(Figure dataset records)
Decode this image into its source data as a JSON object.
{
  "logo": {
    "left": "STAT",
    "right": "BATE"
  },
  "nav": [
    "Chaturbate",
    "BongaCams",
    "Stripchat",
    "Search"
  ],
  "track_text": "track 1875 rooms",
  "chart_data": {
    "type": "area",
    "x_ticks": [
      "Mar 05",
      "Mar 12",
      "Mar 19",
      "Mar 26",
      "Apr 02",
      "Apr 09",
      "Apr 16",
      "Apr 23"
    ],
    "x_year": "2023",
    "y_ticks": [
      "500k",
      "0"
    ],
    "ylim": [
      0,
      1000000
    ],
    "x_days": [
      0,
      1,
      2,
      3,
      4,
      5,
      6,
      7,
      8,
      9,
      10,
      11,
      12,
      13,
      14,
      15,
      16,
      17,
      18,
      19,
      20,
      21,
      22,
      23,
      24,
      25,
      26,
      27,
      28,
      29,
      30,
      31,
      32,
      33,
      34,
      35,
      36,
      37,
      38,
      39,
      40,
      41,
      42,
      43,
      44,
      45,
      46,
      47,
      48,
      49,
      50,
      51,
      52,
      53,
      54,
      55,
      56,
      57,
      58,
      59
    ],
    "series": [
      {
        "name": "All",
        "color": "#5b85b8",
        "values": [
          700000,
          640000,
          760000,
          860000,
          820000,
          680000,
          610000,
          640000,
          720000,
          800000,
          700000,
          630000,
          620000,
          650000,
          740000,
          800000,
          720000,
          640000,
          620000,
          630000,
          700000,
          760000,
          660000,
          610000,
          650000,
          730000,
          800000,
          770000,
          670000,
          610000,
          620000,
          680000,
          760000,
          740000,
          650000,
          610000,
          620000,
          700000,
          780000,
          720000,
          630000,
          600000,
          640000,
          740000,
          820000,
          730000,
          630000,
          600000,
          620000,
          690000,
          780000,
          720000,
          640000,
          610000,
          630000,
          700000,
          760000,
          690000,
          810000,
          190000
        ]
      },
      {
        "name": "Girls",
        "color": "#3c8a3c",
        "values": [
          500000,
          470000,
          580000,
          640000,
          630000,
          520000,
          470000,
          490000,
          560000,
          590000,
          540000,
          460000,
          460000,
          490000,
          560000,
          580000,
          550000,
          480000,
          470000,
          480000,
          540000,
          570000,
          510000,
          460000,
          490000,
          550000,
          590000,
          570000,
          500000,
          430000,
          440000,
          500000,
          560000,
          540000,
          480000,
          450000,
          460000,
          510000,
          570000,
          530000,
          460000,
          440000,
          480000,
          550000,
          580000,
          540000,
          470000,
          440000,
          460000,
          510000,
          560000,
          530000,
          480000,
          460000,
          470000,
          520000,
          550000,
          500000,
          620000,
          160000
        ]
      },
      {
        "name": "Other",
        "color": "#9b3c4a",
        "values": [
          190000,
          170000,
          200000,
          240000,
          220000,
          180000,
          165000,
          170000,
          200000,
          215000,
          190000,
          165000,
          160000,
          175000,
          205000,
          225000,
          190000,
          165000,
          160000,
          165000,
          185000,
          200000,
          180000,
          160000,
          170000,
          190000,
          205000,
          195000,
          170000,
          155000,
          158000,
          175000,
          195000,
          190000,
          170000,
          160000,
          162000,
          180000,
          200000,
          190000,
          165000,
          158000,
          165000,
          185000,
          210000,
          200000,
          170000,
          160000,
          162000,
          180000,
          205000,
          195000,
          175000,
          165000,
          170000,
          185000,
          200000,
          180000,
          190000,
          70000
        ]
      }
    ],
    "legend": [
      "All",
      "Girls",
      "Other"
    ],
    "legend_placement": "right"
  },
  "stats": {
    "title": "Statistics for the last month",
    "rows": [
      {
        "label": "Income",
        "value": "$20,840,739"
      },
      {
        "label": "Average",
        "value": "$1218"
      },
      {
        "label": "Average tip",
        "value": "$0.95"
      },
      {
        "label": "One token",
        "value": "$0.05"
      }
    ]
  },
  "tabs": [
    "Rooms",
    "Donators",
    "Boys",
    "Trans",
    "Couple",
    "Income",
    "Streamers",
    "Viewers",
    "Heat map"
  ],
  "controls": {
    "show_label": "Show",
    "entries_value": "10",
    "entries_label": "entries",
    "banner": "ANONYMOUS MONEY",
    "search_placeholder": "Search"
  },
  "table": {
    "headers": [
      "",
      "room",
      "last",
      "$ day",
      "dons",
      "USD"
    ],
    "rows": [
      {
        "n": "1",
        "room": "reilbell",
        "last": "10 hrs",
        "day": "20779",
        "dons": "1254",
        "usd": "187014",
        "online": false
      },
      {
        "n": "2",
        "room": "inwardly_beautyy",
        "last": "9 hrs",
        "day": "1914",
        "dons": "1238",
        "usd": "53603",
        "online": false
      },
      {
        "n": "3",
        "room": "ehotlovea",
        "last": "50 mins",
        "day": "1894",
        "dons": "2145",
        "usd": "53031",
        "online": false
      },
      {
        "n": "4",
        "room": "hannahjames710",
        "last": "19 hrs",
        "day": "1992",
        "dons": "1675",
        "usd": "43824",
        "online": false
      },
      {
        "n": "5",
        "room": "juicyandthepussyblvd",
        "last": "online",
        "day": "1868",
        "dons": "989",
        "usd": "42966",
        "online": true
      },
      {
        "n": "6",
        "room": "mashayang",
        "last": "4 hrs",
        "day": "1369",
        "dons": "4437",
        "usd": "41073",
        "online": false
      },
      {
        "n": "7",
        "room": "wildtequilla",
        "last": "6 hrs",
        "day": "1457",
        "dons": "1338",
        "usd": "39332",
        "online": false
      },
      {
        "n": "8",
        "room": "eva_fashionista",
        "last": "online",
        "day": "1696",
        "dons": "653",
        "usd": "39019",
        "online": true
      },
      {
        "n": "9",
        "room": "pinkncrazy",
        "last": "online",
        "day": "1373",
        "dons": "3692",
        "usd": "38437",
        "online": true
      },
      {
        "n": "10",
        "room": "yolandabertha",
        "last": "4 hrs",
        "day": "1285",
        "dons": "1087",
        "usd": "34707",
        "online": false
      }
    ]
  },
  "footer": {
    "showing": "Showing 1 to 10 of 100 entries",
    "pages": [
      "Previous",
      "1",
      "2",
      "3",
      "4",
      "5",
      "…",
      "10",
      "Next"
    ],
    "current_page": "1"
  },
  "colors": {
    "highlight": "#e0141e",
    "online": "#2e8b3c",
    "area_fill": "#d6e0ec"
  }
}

...

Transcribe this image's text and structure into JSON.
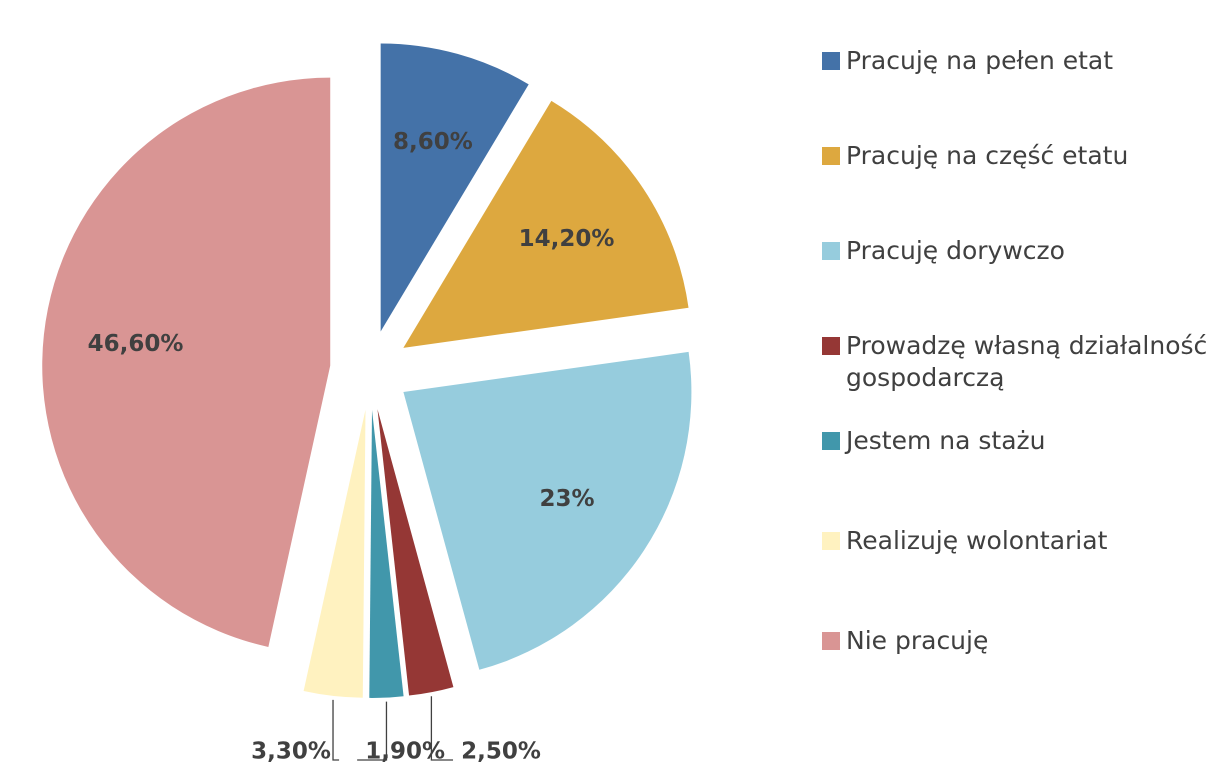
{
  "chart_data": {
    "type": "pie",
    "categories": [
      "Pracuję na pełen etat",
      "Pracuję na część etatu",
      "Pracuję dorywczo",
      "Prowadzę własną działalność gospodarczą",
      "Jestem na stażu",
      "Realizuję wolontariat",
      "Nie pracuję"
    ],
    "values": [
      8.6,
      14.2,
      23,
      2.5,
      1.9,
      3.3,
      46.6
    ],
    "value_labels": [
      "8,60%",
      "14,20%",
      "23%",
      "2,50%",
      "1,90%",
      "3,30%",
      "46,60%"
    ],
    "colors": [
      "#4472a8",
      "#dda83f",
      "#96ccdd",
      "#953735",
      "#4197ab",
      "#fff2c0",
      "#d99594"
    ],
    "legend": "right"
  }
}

--

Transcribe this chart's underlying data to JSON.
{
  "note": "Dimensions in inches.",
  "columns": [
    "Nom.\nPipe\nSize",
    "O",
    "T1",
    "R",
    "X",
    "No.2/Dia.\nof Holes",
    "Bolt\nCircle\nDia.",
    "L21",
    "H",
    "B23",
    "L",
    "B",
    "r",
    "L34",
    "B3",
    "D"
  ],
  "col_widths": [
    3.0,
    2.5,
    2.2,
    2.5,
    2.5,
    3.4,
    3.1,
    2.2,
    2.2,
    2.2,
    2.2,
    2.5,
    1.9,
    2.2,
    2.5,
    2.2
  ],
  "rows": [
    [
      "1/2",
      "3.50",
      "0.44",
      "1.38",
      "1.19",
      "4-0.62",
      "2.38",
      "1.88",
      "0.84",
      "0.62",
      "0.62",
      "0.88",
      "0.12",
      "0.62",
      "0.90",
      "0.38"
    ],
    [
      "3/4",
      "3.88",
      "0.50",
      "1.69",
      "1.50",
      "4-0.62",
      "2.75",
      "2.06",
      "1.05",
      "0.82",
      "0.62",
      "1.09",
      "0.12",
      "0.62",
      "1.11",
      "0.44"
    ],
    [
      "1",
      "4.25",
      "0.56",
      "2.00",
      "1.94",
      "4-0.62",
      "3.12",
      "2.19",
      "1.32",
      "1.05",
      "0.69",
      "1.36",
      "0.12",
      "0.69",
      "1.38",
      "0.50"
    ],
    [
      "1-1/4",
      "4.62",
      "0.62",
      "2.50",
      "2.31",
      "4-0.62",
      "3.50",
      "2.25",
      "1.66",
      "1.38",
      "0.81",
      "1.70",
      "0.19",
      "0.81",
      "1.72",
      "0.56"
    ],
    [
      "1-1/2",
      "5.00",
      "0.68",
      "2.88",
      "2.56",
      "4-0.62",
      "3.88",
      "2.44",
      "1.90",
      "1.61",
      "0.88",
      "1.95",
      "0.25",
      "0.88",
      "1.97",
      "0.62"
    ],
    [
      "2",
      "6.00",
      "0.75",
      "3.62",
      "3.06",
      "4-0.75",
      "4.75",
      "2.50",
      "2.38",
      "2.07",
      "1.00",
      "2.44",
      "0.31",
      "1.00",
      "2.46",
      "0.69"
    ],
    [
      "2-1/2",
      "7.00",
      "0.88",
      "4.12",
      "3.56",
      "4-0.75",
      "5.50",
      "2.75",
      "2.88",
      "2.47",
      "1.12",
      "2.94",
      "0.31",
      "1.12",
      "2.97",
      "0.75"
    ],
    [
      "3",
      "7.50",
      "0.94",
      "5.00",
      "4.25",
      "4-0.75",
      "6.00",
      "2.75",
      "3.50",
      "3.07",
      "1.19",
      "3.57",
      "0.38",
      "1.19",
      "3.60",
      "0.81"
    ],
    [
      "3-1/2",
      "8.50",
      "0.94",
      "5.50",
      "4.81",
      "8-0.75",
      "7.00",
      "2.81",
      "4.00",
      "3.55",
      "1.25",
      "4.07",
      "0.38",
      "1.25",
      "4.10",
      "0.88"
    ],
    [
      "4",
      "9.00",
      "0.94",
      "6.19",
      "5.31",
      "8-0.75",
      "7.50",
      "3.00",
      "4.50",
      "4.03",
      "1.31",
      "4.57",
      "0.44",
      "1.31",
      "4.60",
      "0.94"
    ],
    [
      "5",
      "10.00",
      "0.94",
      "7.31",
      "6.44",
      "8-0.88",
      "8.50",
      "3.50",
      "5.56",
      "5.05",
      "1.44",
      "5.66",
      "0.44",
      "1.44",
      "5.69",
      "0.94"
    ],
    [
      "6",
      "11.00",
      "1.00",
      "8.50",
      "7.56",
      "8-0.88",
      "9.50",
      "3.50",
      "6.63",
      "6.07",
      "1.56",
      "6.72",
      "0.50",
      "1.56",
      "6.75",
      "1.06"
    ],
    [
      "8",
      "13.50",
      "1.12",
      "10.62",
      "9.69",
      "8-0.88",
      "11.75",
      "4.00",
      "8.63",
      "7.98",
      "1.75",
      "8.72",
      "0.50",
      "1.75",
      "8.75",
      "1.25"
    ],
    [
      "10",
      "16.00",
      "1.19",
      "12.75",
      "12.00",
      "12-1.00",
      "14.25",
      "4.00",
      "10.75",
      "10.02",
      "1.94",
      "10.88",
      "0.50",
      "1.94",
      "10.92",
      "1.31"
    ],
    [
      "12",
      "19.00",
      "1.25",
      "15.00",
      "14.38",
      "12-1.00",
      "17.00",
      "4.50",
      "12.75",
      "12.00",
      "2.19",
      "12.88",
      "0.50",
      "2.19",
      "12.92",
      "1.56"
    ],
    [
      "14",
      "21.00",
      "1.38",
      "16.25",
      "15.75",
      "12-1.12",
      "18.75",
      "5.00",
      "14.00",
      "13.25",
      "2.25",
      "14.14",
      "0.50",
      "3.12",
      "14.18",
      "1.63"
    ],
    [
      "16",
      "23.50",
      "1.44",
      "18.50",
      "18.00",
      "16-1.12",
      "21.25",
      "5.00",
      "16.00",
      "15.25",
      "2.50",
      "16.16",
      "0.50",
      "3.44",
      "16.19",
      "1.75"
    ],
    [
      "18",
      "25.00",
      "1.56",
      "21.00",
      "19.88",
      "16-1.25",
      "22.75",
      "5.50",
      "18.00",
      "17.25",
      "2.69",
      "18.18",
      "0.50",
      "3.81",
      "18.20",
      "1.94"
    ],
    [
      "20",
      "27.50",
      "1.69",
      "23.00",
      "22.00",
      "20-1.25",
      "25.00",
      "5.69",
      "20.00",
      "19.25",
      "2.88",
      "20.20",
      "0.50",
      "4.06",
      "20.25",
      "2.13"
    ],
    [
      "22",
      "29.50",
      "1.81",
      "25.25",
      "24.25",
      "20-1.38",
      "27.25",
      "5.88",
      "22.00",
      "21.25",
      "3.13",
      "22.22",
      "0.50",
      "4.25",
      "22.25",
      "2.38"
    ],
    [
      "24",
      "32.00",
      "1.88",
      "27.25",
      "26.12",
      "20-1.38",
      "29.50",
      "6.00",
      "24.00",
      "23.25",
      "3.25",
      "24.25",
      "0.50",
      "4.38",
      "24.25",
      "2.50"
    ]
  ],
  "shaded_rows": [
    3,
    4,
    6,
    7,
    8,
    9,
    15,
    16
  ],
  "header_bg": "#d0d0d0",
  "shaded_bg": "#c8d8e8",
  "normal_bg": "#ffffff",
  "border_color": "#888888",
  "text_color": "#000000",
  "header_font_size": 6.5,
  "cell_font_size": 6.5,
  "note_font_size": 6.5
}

-- AIM OF THE TASK --
Reply with the number of lines in the material above that contain "into", and nothing more.

-- ANSWER TO THE TASK --
2